Element position data
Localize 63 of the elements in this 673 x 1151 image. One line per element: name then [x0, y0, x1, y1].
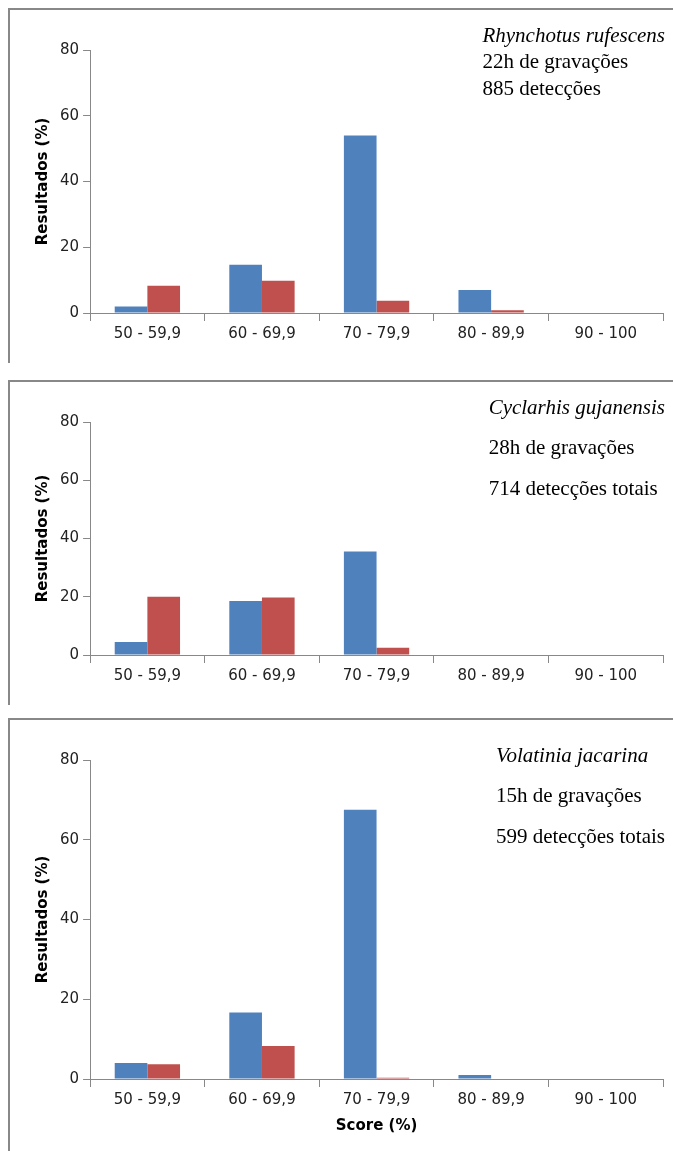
x-tick-label: 70 - 79,9 [342, 1089, 411, 1108]
y-tick-label: 40 [59, 528, 80, 547]
annotation: 885 detecções [482, 74, 602, 101]
bar [229, 601, 262, 655]
bar [114, 306, 148, 313]
x-tick-label: 50 - 59,9 [113, 1089, 182, 1108]
bar [376, 647, 410, 655]
text: Cyclarhis gujanensis [488, 394, 665, 421]
x-tick-label: 90 - 100 [574, 323, 638, 342]
x-tick-label: 70 - 79,9 [342, 323, 411, 342]
bar [114, 641, 148, 655]
annotation: 15h de gravações [495, 782, 643, 809]
x-tick-label: 80 - 89,9 [457, 323, 525, 342]
bar [458, 289, 492, 313]
annotation: 714 detecções totais [488, 474, 659, 501]
y-tick-label: 20 [59, 237, 80, 256]
x-tick-label: 50 - 59,9 [113, 323, 182, 342]
bar [229, 1012, 262, 1079]
x-tick-label: 90 - 100 [574, 1089, 638, 1108]
bar [343, 809, 377, 1079]
bar [343, 551, 377, 655]
x-tick-label: 80 - 89,9 [457, 665, 525, 684]
bar [147, 1064, 181, 1079]
x-tick-label: 60 - 69,9 [228, 665, 296, 684]
annotation: 28h de gravações [488, 434, 636, 461]
y-axis-title: Resultados (%) [32, 117, 51, 246]
annotation: 599 detecções totais [495, 822, 665, 849]
bar [343, 135, 377, 313]
bar [147, 596, 181, 655]
x-tick-label: 60 - 69,9 [228, 323, 296, 342]
x-tick-label: 60 - 69,9 [228, 1089, 296, 1108]
y-tick-label: 0 [69, 1068, 80, 1087]
y-tick-label: 60 [59, 829, 80, 848]
y-tick-label: 80 [59, 749, 80, 768]
bar [261, 597, 295, 655]
bar [229, 264, 262, 313]
x-axis-title: Score (%) [335, 1115, 418, 1134]
x-tick-label: 80 - 89,9 [457, 1089, 525, 1108]
y-tick-label: 0 [69, 302, 80, 321]
text: Rhynchotus rufescens [482, 22, 665, 49]
annotation: Volatinia jacarina [495, 742, 650, 769]
y-axis-title: Resultados (%) [32, 855, 51, 984]
bar [458, 1075, 492, 1079]
bar [261, 1045, 295, 1079]
y-axis-title: Resultados (%) [32, 474, 51, 603]
x-tick-label: 70 - 79,9 [342, 665, 411, 684]
y-tick-label: 20 [59, 586, 80, 605]
annotation: 22h de gravações [482, 48, 630, 75]
y-tick-label: 60 [59, 470, 80, 489]
y-tick-label: 80 [59, 39, 80, 58]
bar [114, 1063, 148, 1079]
y-tick-label: 0 [69, 644, 80, 663]
y-tick-label: 40 [59, 171, 80, 190]
y-tick-label: 60 [59, 105, 80, 124]
x-tick-label: 50 - 59,9 [113, 665, 182, 684]
bar [261, 280, 295, 313]
bar [147, 285, 181, 313]
x-tick-label: 90 - 100 [574, 665, 638, 684]
y-tick-label: 80 [59, 411, 80, 430]
bar [491, 310, 524, 313]
y-tick-label: 40 [59, 909, 80, 928]
y-tick-label: 20 [59, 989, 80, 1008]
bar [376, 300, 410, 313]
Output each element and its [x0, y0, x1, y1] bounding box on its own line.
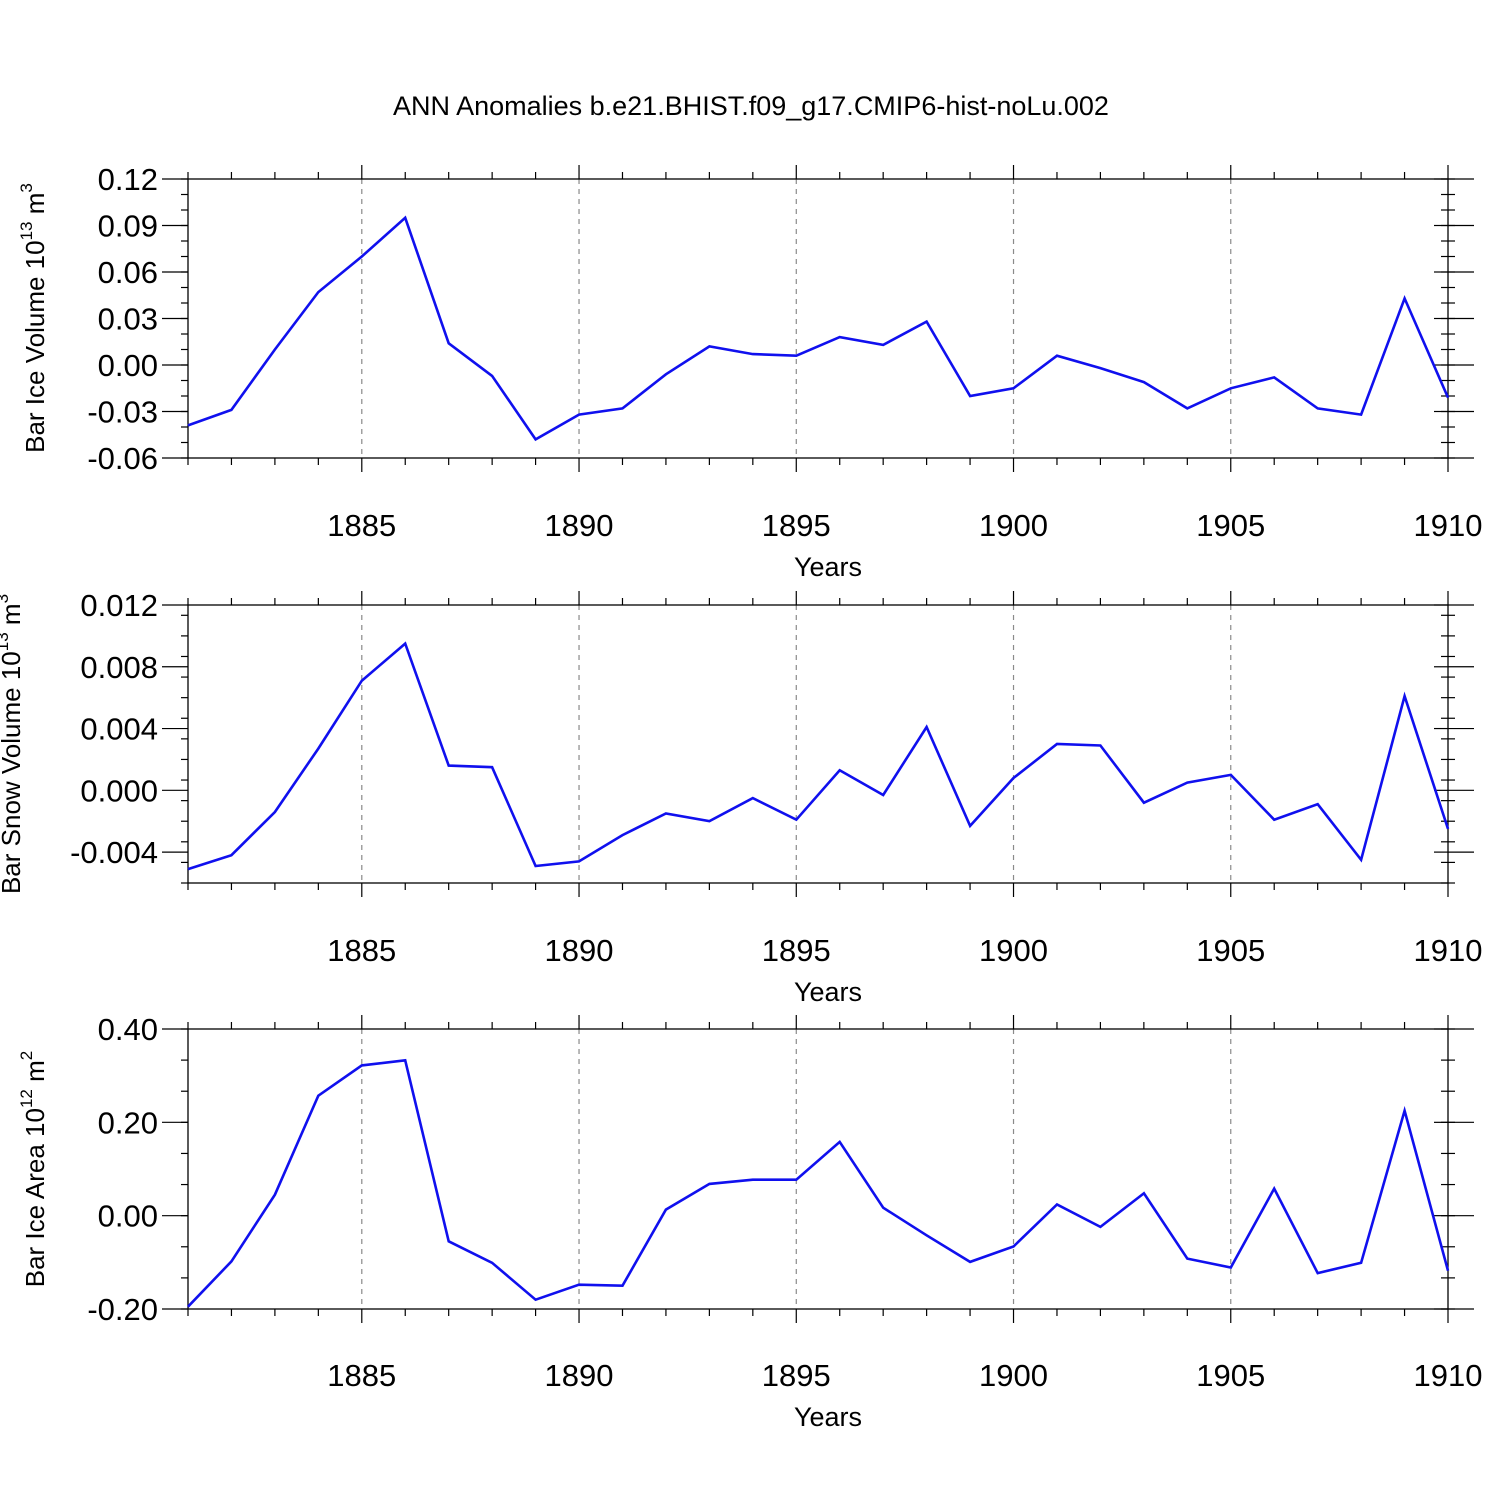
y-tick-label: -0.20: [87, 1292, 158, 1327]
x-tick-label: 1900: [979, 1358, 1048, 1393]
y-tick-label: 0.008: [80, 650, 158, 685]
y-tick-label: -0.004: [70, 835, 158, 870]
y-tick-label: 0.004: [80, 712, 158, 747]
y-axis-label-exponent: 13: [17, 221, 36, 240]
y-axis-label-text: Bar Snow Volume 10: [0, 651, 26, 894]
series-line: [187, 1058, 1450, 1308]
y-axis-label-unit: m: [20, 1060, 50, 1089]
y-tick-label: 0.40: [98, 1012, 158, 1047]
x-tick-label: 1890: [545, 933, 614, 968]
x-tick-label: 1895: [762, 933, 831, 968]
plot-frame: [187, 178, 1449, 459]
y-axis-label-exponent: 12: [17, 1089, 36, 1108]
y-tick-label: 0.012: [80, 588, 158, 623]
x-tick-label: 1900: [979, 933, 1048, 968]
y-axis-label-unit: m: [20, 193, 50, 222]
x-tick-label: 1895: [762, 508, 831, 543]
x-tick-label: 1910: [1414, 1358, 1483, 1393]
y-axis-label-unit-exponent: 2: [17, 1051, 36, 1060]
series-line: [187, 215, 1450, 442]
plot-frame: [187, 1028, 1449, 1310]
x-tick-label: 1905: [1196, 933, 1265, 968]
x-tick-label: 1910: [1414, 933, 1483, 968]
plot-frame: [187, 604, 1449, 884]
y-axis-label: Bar Snow Volume 1013 m3: [0, 594, 26, 894]
panel-3: -0.20 0.00 0.20 0.40 1885 1890 1895 1900 1905 191…: [17, 1012, 1482, 1432]
y-tick-label: -0.06: [87, 441, 158, 476]
x-axis-label: Years: [794, 552, 862, 582]
y-tick-label: 0.00: [98, 348, 158, 383]
x-tick-label: 1895: [762, 1358, 831, 1393]
x-tick-label: 1900: [979, 508, 1048, 543]
y-axis-label-unit-exponent: 3: [0, 594, 12, 603]
y-tick-label: 0.20: [98, 1105, 158, 1140]
x-axis-label: Years: [794, 977, 862, 1007]
x-tick-label: 1890: [545, 1358, 614, 1393]
x-tick-label: 1885: [327, 933, 396, 968]
x-tick-label: 1905: [1196, 1358, 1265, 1393]
y-tick-label: 0.000: [80, 773, 158, 808]
y-axis-label: Bar Ice Area 1012 m2: [17, 1051, 50, 1288]
x-axis-label: Years: [794, 1402, 862, 1432]
y-axis-label-text: Bar Ice Volume 10: [20, 240, 50, 452]
y-tick-label: 0.06: [98, 255, 158, 290]
y-axis-label-text: Bar Ice Area 10: [20, 1108, 50, 1287]
y-tick-label: 0.12: [98, 162, 158, 197]
y-tick-label: 0.00: [98, 1199, 158, 1234]
chart-title: ANN Anomalies b.e21.BHIST.f09_g17.CMIP6-…: [393, 91, 1109, 121]
x-tick-label: 1885: [327, 1358, 396, 1393]
y-tick-label: 0.03: [98, 302, 158, 337]
y-axis-label: Bar Ice Volume 1013 m3: [17, 183, 50, 453]
panel-1: -0.06 -0.03 0.00 0.03 0.06 0.09 0.12 1885 1890 18…: [17, 162, 1482, 582]
y-tick-label: 0.09: [98, 209, 158, 244]
x-tick-label: 1885: [327, 508, 396, 543]
y-axis-label-unit: m: [0, 603, 26, 632]
y-axis-label-exponent: 13: [0, 632, 12, 651]
y-tick-label: -0.03: [87, 395, 158, 430]
x-tick-label: 1890: [545, 508, 614, 543]
y-axis-label-unit-exponent: 3: [17, 183, 36, 192]
series-line: [187, 641, 1450, 871]
x-tick-label: 1905: [1196, 508, 1265, 543]
x-tick-label: 1910: [1414, 508, 1483, 543]
panel-2: -0.004 0.000 0.004 0.008 0.012 1885 1890 1895 19…: [0, 588, 1482, 1007]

### WRITTEN INSTRUCTION
Starting at the line that contains "y-tick-label: -0.20: [87, 1292, 158, 1327]" and ending after the line that contains "x-axis-label: Years: [794, 1402, 862, 1432]", rewrite those lines with "plot-frame" changed to "plot-area" and nothing else altered.

### WRITTEN SOLUTION
y-tick-label: -0.20: [87, 1292, 158, 1327]
x-tick-label: 1900: [979, 1358, 1048, 1393]
y-tick-label: 0.008: [80, 650, 158, 685]
y-tick-label: -0.004: [70, 835, 158, 870]
y-tick-label: 0.004: [80, 712, 158, 747]
y-axis-label-exponent: 13: [17, 221, 36, 240]
y-axis-label-text: Bar Snow Volume 10: [0, 651, 26, 894]
series-line: [187, 1058, 1450, 1308]
y-axis-label-unit: m: [20, 1060, 50, 1089]
y-tick-label: 0.40: [98, 1012, 158, 1047]
x-tick-label: 1890: [545, 933, 614, 968]
x-tick-label: 1895: [762, 933, 831, 968]
plot-area: [187, 178, 1449, 459]
y-axis-label-exponent: 12: [17, 1089, 36, 1108]
y-tick-label: 0.012: [80, 588, 158, 623]
x-tick-label: 1900: [979, 933, 1048, 968]
y-axis-label-unit: m: [20, 193, 50, 222]
x-tick-label: 1895: [762, 508, 831, 543]
x-tick-label: 1910: [1414, 1358, 1483, 1393]
y-axis-label-unit-exponent: 2: [17, 1051, 36, 1060]
series-line: [187, 215, 1450, 442]
plot-area: [187, 1028, 1449, 1310]
x-tick-label: 1905: [1196, 933, 1265, 968]
x-tick-label: 1910: [1414, 933, 1483, 968]
plot-area: [187, 604, 1449, 884]
y-axis-label: Bar Snow Volume 1013 m3: [0, 594, 26, 894]
panel-3: -0.20 0.00 0.20 0.40 1885 1890 1895 1900 1905 191…: [17, 1012, 1482, 1432]
y-tick-label: -0.06: [87, 441, 158, 476]
x-axis-label: Years: [794, 552, 862, 582]
y-tick-label: 0.00: [98, 348, 158, 383]
x-tick-label: 1895: [762, 1358, 831, 1393]
x-tick-label: 1900: [979, 508, 1048, 543]
y-axis-label-unit-exponent: 3: [0, 594, 12, 603]
y-tick-label: 0.20: [98, 1105, 158, 1140]
x-axis-label: Years: [794, 977, 862, 1007]
x-tick-label: 1890: [545, 1358, 614, 1393]
x-tick-label: 1885: [327, 933, 396, 968]
x-tick-label: 1905: [1196, 1358, 1265, 1393]
y-tick-label: 0.000: [80, 773, 158, 808]
y-axis-label: Bar Ice Area 1012 m2: [17, 1051, 50, 1288]
x-axis-label: Years: [794, 1402, 862, 1432]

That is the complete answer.